→ **Task goal**: Your task is to output the entries below word for word.

→ **Input records**:
■ ■ ■

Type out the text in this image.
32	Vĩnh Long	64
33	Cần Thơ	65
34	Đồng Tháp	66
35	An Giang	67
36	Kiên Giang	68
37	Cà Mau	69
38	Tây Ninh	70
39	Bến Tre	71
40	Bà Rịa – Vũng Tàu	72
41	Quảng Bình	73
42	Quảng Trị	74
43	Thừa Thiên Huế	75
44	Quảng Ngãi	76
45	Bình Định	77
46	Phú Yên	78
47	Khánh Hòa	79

■ ■ ■

→ **Result below**:
Type out the text in this image.
32	Vĩnh Long	64
33	Cần Thơ	65
34	Đồng Tháp	66
35	An Giang	67
36	Kiên Giang	68
37	Cà Mau	69
38	Tây Ninh	70
39	Bến Tre	71
40	Bà Rịa – Vũng Tàu	72
41	Quảng Bình	73
42	Quảng Trị	74
43	Thừa Thiên Huế	75
44	Quảng Ngãi	76
45	Bình Định	77
46	Phú Yên	78
47	Khánh Hòa	79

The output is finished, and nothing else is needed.